INFORMATION SUPPLIED:
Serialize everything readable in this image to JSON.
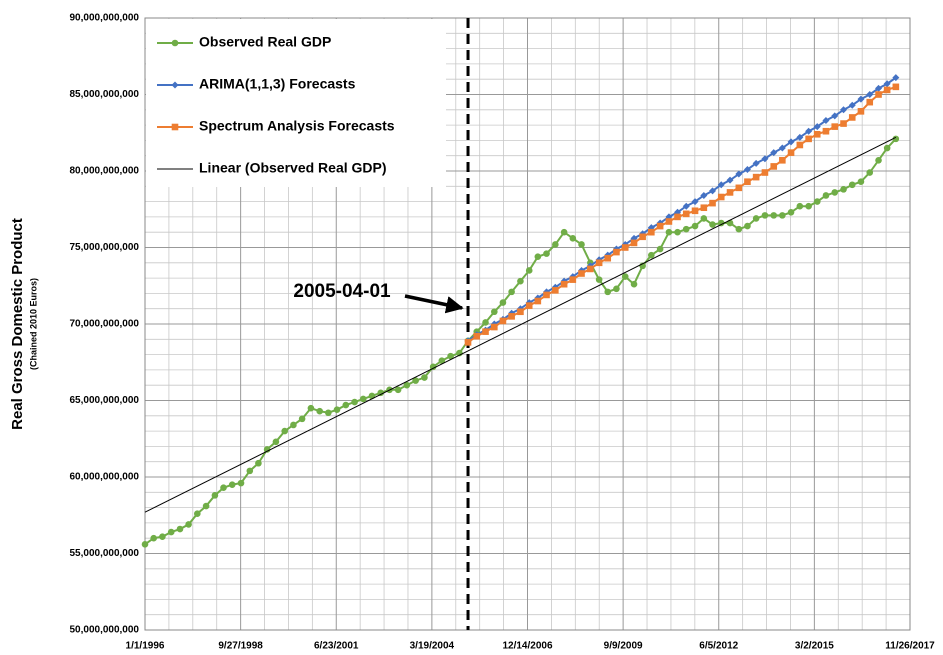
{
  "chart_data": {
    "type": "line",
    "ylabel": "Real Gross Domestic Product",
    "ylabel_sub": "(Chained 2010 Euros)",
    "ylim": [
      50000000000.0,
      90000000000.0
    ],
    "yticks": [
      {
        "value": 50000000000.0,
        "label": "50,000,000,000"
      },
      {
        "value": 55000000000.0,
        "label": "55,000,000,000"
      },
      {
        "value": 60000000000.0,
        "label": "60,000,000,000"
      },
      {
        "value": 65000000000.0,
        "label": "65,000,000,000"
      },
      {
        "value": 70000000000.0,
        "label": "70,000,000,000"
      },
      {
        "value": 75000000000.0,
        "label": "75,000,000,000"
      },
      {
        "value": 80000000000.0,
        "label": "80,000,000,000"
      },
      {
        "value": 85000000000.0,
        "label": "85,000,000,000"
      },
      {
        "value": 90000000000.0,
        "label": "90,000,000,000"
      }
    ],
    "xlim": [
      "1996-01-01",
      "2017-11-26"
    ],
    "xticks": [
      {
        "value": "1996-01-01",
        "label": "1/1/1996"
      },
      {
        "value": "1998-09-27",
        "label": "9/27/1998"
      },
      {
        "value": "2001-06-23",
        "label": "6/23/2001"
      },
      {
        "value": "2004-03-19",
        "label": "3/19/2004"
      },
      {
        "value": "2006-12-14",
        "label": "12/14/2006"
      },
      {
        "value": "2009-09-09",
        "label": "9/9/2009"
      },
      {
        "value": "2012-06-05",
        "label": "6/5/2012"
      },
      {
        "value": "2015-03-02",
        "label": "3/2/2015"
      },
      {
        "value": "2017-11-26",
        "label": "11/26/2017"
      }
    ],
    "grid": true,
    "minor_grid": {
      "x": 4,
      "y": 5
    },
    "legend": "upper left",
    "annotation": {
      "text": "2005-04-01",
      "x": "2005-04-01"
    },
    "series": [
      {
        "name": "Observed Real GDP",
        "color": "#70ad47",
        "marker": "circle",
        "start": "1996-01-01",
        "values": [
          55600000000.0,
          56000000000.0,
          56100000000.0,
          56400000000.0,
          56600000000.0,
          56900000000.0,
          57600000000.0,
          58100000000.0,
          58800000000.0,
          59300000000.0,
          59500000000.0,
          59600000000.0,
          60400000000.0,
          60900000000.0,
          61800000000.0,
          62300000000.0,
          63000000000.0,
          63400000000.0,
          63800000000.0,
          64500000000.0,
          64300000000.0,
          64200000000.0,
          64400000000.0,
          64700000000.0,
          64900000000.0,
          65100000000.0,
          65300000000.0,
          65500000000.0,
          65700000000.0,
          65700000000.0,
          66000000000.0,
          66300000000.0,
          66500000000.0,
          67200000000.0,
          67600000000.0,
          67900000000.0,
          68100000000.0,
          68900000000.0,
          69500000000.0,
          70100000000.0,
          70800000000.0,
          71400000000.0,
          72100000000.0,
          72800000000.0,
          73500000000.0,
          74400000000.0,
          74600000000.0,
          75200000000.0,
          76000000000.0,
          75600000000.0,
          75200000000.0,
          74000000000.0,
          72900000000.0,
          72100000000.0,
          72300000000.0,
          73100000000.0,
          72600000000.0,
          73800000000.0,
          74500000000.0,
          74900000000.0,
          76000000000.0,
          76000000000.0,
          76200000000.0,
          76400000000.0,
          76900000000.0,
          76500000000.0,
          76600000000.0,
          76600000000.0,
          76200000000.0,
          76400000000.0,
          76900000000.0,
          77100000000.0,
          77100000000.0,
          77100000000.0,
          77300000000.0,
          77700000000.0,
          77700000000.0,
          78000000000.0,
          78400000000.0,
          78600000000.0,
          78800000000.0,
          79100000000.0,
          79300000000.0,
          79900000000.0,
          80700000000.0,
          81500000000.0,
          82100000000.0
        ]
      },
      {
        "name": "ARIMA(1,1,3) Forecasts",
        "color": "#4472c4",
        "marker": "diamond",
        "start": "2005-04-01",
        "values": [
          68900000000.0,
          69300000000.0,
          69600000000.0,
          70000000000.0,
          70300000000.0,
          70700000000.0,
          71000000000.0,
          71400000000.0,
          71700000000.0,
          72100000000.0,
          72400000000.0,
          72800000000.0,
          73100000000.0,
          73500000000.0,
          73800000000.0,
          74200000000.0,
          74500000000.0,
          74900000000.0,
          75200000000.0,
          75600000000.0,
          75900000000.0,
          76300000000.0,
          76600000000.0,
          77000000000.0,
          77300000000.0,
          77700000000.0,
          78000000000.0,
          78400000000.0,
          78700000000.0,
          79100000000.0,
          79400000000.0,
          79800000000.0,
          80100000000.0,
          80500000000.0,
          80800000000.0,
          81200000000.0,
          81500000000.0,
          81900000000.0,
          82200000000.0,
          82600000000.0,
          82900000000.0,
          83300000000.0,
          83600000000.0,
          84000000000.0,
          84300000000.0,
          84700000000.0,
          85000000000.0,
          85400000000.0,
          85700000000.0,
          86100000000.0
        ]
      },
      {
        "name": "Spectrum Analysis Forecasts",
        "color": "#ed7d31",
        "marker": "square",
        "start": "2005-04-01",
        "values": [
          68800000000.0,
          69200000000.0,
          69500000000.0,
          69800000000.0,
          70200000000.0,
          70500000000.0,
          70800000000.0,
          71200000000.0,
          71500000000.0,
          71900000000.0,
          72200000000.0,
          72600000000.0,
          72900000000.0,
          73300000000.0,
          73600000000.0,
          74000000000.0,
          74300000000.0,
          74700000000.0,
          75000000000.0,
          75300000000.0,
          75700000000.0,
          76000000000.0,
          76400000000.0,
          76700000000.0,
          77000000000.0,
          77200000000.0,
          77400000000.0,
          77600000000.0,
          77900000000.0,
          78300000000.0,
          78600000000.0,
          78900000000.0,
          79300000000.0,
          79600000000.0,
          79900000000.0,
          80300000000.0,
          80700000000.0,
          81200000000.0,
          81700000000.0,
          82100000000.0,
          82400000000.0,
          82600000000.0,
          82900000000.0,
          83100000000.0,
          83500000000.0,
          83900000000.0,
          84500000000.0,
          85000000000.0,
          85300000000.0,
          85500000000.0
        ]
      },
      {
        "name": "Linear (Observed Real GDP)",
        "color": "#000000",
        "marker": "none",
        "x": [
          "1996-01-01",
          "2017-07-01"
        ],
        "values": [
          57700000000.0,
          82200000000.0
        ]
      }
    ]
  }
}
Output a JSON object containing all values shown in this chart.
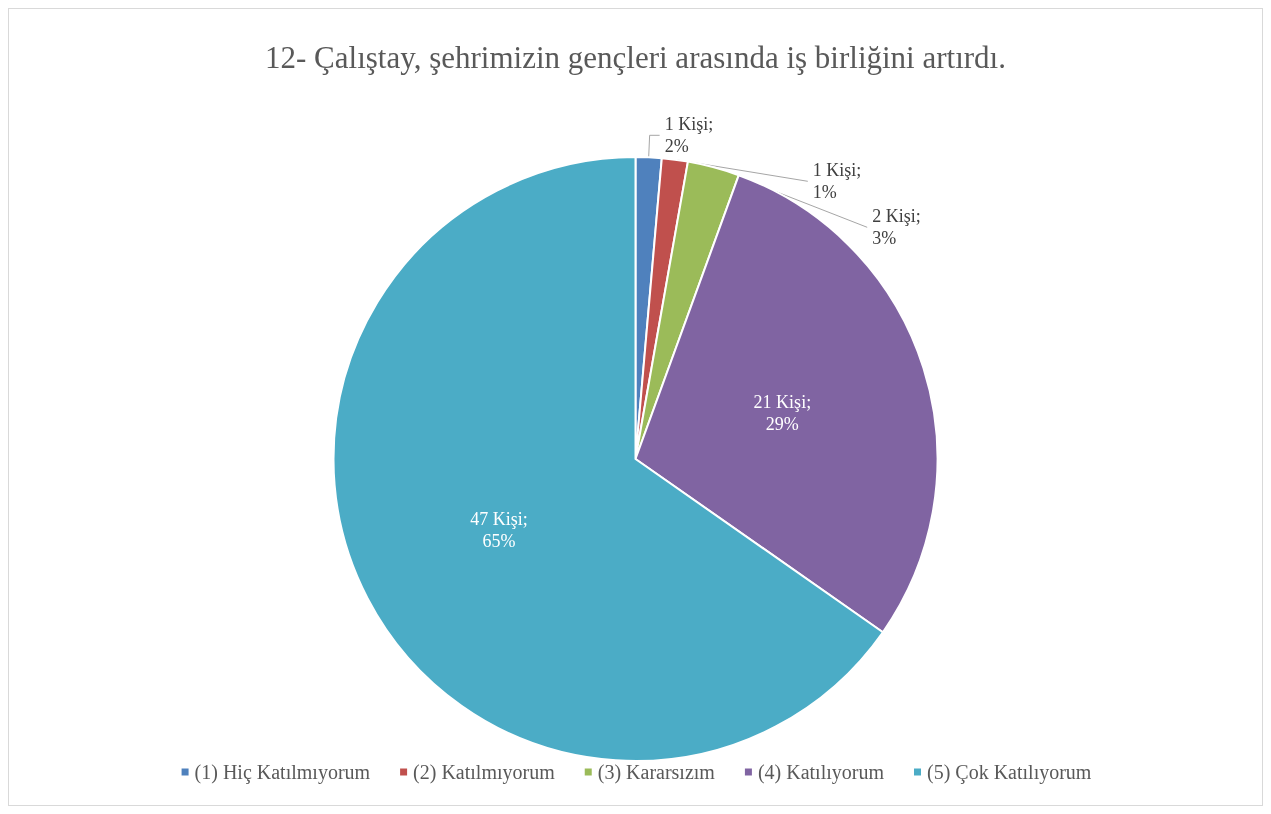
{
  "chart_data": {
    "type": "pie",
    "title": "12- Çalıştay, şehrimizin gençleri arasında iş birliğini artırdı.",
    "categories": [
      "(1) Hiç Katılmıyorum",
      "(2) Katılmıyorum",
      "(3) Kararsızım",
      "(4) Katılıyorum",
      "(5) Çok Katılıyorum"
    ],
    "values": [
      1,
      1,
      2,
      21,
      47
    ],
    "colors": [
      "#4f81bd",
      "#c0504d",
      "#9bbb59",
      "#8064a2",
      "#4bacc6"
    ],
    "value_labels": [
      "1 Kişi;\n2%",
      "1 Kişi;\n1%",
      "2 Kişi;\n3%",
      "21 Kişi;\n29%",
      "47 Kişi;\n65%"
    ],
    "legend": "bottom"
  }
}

GIVEN EXERCISE: Reproduce the entries exactly. Do not carry over any picture.

WRITTEN SOLUTION:
Serialize everything readable in this image to JSON.
{
  "chart_data": {
    "type": "line",
    "ylabel": "Real Gross Domestic Product",
    "ylabel_sub": "(Chained 2010 Euros)",
    "ylim": [
      50000000000.0,
      90000000000.0
    ],
    "yticks": [
      {
        "value": 50000000000.0,
        "label": "50,000,000,000"
      },
      {
        "value": 55000000000.0,
        "label": "55,000,000,000"
      },
      {
        "value": 60000000000.0,
        "label": "60,000,000,000"
      },
      {
        "value": 65000000000.0,
        "label": "65,000,000,000"
      },
      {
        "value": 70000000000.0,
        "label": "70,000,000,000"
      },
      {
        "value": 75000000000.0,
        "label": "75,000,000,000"
      },
      {
        "value": 80000000000.0,
        "label": "80,000,000,000"
      },
      {
        "value": 85000000000.0,
        "label": "85,000,000,000"
      },
      {
        "value": 90000000000.0,
        "label": "90,000,000,000"
      }
    ],
    "xlim": [
      "1996-01-01",
      "2017-11-26"
    ],
    "xticks": [
      {
        "value": "1996-01-01",
        "label": "1/1/1996"
      },
      {
        "value": "1998-09-27",
        "label": "9/27/1998"
      },
      {
        "value": "2001-06-23",
        "label": "6/23/2001"
      },
      {
        "value": "2004-03-19",
        "label": "3/19/2004"
      },
      {
        "value": "2006-12-14",
        "label": "12/14/2006"
      },
      {
        "value": "2009-09-09",
        "label": "9/9/2009"
      },
      {
        "value": "2012-06-05",
        "label": "6/5/2012"
      },
      {
        "value": "2015-03-02",
        "label": "3/2/2015"
      },
      {
        "value": "2017-11-26",
        "label": "11/26/2017"
      }
    ],
    "grid": true,
    "minor_grid": {
      "x": 4,
      "y": 5
    },
    "legend": "upper left",
    "annotation": {
      "text": "2005-04-01",
      "x": "2005-04-01"
    },
    "series": [
      {
        "name": "Observed Real GDP",
        "color": "#70ad47",
        "marker": "circle",
        "start": "1996-01-01",
        "values": [
          55600000000.0,
          56000000000.0,
          56100000000.0,
          56400000000.0,
          56600000000.0,
          56900000000.0,
          57600000000.0,
          58100000000.0,
          58800000000.0,
          59300000000.0,
          59500000000.0,
          59600000000.0,
          60400000000.0,
          60900000000.0,
          61800000000.0,
          62300000000.0,
          63000000000.0,
          63400000000.0,
          63800000000.0,
          64500000000.0,
          64300000000.0,
          64200000000.0,
          64400000000.0,
          64700000000.0,
          64900000000.0,
          65100000000.0,
          65300000000.0,
          65500000000.0,
          65700000000.0,
          65700000000.0,
          66000000000.0,
          66300000000.0,
          66500000000.0,
          67200000000.0,
          67600000000.0,
          67900000000.0,
          68100000000.0,
          68900000000.0,
          69500000000.0,
          70100000000.0,
          70800000000.0,
          71400000000.0,
          72100000000.0,
          72800000000.0,
          73500000000.0,
          74400000000.0,
          74600000000.0,
          75200000000.0,
          76000000000.0,
          75600000000.0,
          75200000000.0,
          74000000000.0,
          72900000000.0,
          72100000000.0,
          72300000000.0,
          73100000000.0,
          72600000000.0,
          73800000000.0,
          74500000000.0,
          74900000000.0,
          76000000000.0,
          76000000000.0,
          76200000000.0,
          76400000000.0,
          76900000000.0,
          76500000000.0,
          76600000000.0,
          76600000000.0,
          76200000000.0,
          76400000000.0,
          76900000000.0,
          77100000000.0,
          77100000000.0,
          77100000000.0,
          77300000000.0,
          77700000000.0,
          77700000000.0,
          78000000000.0,
          78400000000.0,
          78600000000.0,
          78800000000.0,
          79100000000.0,
          79300000000.0,
          79900000000.0,
          80700000000.0,
          81500000000.0,
          82100000000.0
        ]
      },
      {
        "name": "ARIMA(1,1,3) Forecasts",
        "color": "#4472c4",
        "marker": "diamond",
        "start": "2005-04-01",
        "values": [
          68900000000.0,
          69300000000.0,
          69600000000.0,
          70000000000.0,
          70300000000.0,
          70700000000.0,
          71000000000.0,
          71400000000.0,
          71700000000.0,
          72100000000.0,
          72400000000.0,
          72800000000.0,
          73100000000.0,
          73500000000.0,
          73800000000.0,
          74200000000.0,
          74500000000.0,
          74900000000.0,
          75200000000.0,
          75600000000.0,
          75900000000.0,
          76300000000.0,
          76600000000.0,
          77000000000.0,
          77300000000.0,
          77700000000.0,
          78000000000.0,
          78400000000.0,
          78700000000.0,
          79100000000.0,
          79400000000.0,
          79800000000.0,
          80100000000.0,
          80500000000.0,
          80800000000.0,
          81200000000.0,
          81500000000.0,
          81900000000.0,
          82200000000.0,
          82600000000.0,
          82900000000.0,
          83300000000.0,
          83600000000.0,
          84000000000.0,
          84300000000.0,
          84700000000.0,
          85000000000.0,
          85400000000.0,
          85700000000.0,
          86100000000.0
        ]
      },
      {
        "name": "Spectrum Analysis Forecasts",
        "color": "#ed7d31",
        "marker": "square",
        "start": "2005-04-01",
        "values": [
          68800000000.0,
          69200000000.0,
          69500000000.0,
          69800000000.0,
          70200000000.0,
          70500000000.0,
          70800000000.0,
          71200000000.0,
          71500000000.0,
          71900000000.0,
          72200000000.0,
          72600000000.0,
          72900000000.0,
          73300000000.0,
          73600000000.0,
          74000000000.0,
          74300000000.0,
          74700000000.0,
          75000000000.0,
          75300000000.0,
          75700000000.0,
          76000000000.0,
          76400000000.0,
          76700000000.0,
          77000000000.0,
          77200000000.0,
          77400000000.0,
          77600000000.0,
          77900000000.0,
          78300000000.0,
          78600000000.0,
          78900000000.0,
          79300000000.0,
          79600000000.0,
          79900000000.0,
          80300000000.0,
          80700000000.0,
          81200000000.0,
          81700000000.0,
          82100000000.0,
          82400000000.0,
          82600000000.0,
          82900000000.0,
          83100000000.0,
          83500000000.0,
          83900000000.0,
          84500000000.0,
          85000000000.0,
          85300000000.0,
          85500000000.0
        ]
      },
      {
        "name": "Linear (Observed Real GDP)",
        "color": "#000000",
        "marker": "none",
        "x": [
          "1996-01-01",
          "2017-07-01"
        ],
        "values": [
          57700000000.0,
          82200000000.0
        ]
      }
    ]
  }
}
Output a JSON object containing all values shown in this chart.
{
  "chart_data": {
    "type": "pie",
    "title": "12- Çalıştay, şehrimizin gençleri arasında iş birliğini artırdı.",
    "categories": [
      "(1) Hiç Katılmıyorum",
      "(2) Katılmıyorum",
      "(3) Kararsızım",
      "(4) Katılıyorum",
      "(5) Çok Katılıyorum"
    ],
    "values": [
      1,
      1,
      2,
      21,
      47
    ],
    "colors": [
      "#4f81bd",
      "#c0504d",
      "#9bbb59",
      "#8064a2",
      "#4bacc6"
    ],
    "value_labels": [
      "1 Kişi;\n2%",
      "1 Kişi;\n1%",
      "2 Kişi;\n3%",
      "21 Kişi;\n29%",
      "47 Kişi;\n65%"
    ],
    "legend": "bottom"
  }
}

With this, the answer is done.